**Job:**
In the entries below, find the lines that contain the word "xlabel" and copy them.

**Stored data:**
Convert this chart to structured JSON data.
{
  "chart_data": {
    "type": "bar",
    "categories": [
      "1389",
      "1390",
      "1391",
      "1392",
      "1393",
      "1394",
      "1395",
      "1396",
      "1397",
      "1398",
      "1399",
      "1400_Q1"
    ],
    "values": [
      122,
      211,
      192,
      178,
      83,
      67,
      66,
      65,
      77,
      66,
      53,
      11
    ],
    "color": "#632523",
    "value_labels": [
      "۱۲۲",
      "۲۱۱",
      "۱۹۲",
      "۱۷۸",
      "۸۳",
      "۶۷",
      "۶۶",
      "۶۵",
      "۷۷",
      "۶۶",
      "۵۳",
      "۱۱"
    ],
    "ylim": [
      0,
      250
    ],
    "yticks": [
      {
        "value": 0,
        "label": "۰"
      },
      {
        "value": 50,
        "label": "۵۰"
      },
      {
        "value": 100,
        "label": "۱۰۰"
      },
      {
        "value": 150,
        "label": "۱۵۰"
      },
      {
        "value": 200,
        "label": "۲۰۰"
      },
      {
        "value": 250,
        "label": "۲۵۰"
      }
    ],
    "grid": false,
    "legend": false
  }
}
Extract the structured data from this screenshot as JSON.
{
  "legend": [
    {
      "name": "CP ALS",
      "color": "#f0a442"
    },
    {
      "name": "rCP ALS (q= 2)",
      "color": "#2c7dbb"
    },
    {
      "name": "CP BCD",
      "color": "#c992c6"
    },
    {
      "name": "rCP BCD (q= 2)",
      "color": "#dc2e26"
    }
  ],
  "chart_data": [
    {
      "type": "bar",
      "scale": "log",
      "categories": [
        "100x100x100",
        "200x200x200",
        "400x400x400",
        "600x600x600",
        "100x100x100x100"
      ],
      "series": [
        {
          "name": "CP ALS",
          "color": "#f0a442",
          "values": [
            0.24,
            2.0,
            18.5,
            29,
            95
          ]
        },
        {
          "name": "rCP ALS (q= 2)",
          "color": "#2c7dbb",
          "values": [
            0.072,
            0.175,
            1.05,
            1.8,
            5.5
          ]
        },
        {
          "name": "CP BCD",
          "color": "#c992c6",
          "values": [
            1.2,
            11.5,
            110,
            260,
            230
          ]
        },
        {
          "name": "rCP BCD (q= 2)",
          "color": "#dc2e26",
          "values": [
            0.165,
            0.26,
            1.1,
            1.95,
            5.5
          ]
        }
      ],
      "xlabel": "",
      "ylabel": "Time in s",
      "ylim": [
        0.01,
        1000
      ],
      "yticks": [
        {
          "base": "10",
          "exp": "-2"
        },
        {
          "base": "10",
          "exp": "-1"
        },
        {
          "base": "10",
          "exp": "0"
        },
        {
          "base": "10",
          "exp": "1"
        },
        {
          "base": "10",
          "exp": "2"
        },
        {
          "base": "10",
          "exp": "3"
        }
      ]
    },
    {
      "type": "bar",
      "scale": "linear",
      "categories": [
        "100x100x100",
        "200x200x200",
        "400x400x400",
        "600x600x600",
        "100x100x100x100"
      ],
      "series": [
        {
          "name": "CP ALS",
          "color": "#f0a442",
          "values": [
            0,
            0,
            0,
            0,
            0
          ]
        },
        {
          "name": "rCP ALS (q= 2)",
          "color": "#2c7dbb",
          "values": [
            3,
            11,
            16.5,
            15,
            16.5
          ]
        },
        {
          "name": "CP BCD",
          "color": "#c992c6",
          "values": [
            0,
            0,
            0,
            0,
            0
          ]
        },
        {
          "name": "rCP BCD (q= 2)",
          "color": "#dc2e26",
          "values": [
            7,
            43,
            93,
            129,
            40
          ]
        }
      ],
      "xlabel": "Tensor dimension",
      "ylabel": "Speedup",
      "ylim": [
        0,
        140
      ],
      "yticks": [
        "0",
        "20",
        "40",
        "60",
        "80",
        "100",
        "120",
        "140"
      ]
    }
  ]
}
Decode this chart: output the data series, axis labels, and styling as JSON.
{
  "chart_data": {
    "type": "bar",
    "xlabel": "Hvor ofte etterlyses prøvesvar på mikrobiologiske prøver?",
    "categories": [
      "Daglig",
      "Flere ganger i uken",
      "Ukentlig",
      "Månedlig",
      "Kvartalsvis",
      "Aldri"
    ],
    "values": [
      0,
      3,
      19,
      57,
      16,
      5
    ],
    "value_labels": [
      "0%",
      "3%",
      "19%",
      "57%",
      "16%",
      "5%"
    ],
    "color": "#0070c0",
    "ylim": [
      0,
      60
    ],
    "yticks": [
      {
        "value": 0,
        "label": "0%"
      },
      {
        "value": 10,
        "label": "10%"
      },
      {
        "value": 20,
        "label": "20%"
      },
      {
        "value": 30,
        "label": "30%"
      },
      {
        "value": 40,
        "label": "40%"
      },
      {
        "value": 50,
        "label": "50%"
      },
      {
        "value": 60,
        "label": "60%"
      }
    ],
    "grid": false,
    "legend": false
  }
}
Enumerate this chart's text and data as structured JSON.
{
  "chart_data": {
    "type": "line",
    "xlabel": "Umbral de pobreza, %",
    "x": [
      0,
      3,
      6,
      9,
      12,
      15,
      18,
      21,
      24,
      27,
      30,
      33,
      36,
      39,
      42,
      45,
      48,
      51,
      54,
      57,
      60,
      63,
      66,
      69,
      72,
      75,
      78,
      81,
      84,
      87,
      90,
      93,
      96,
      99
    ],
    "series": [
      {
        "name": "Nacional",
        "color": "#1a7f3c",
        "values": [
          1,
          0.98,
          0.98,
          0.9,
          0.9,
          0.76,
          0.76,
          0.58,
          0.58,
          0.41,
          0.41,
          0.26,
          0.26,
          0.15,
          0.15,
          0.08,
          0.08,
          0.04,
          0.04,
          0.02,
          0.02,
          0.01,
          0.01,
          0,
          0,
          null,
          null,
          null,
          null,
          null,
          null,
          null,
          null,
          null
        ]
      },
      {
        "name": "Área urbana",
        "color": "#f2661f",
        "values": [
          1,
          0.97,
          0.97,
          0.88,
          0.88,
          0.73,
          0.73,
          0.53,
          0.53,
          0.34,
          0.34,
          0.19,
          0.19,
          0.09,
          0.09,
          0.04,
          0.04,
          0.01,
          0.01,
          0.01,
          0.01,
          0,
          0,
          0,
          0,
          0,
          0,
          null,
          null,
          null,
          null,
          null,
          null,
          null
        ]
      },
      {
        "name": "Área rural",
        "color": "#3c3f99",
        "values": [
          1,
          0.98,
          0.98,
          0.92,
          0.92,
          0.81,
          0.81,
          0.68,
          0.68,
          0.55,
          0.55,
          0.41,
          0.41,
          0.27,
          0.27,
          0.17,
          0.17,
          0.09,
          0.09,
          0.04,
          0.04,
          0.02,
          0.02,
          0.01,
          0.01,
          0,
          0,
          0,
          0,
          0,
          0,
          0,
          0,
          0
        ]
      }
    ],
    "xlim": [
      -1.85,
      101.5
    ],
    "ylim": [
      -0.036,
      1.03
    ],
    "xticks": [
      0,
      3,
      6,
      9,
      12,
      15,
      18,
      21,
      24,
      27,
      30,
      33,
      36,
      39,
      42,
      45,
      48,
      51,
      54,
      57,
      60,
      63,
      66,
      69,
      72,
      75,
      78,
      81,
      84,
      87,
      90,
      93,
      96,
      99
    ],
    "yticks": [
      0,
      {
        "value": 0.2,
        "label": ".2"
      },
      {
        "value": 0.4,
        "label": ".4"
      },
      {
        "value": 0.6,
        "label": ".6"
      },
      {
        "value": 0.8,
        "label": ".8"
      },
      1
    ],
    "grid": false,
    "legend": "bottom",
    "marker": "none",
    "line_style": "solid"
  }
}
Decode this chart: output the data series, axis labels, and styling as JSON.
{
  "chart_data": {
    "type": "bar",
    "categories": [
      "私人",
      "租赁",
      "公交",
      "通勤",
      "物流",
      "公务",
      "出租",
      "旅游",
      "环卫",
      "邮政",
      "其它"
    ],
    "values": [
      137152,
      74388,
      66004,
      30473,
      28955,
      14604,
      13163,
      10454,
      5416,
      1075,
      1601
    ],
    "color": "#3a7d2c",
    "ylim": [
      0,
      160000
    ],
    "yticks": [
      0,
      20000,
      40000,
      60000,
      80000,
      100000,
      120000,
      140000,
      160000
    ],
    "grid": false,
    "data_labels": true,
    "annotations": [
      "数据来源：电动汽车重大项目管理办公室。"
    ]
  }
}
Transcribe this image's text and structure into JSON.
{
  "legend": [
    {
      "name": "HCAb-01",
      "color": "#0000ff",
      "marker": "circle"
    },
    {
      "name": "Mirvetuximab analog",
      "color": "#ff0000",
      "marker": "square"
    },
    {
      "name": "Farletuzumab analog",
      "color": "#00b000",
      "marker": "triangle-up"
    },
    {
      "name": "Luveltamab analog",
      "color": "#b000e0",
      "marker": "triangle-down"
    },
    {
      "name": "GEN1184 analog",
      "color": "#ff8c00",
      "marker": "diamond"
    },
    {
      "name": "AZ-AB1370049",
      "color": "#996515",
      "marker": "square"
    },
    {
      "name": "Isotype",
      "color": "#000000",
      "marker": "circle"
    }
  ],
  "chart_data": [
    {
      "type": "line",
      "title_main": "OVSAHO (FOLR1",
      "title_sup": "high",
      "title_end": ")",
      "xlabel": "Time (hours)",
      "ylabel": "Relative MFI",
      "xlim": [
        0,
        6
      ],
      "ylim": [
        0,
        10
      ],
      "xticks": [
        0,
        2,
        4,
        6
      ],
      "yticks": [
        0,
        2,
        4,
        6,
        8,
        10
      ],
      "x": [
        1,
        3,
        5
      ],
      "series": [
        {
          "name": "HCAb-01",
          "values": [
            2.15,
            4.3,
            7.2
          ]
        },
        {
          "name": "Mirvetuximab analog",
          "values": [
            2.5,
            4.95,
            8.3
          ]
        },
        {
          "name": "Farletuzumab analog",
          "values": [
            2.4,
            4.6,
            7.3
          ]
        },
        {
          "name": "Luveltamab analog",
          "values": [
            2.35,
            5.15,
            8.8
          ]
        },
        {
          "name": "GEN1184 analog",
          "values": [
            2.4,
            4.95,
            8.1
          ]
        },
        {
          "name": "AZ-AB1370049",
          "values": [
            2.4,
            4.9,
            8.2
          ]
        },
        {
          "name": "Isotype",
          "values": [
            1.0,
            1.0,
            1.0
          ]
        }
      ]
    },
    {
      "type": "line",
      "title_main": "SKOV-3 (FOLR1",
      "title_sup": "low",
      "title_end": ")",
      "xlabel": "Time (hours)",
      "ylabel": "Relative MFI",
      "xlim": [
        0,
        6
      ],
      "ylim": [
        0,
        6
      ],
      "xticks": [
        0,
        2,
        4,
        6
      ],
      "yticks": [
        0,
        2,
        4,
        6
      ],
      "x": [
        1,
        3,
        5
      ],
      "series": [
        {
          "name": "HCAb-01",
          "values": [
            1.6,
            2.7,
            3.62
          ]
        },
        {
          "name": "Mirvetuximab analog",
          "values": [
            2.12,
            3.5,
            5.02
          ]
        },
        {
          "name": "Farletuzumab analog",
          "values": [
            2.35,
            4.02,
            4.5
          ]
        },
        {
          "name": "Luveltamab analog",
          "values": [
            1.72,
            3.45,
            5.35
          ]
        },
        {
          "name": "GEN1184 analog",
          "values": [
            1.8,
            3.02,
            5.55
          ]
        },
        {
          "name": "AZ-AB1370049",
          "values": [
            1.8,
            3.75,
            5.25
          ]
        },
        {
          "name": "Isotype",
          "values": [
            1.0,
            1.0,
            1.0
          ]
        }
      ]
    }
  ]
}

**The result:**
      "xlabel": "",
      "xlabel": "Tensor dimension",
    "xlabel": "Hvor ofte etterlyses prøvesvar på mikrobiologiske prøver?",
    "xlabel": "Umbral de pobreza, %",
      "xlabel": "Time (hours)",
      "xlabel": "Time (hours)",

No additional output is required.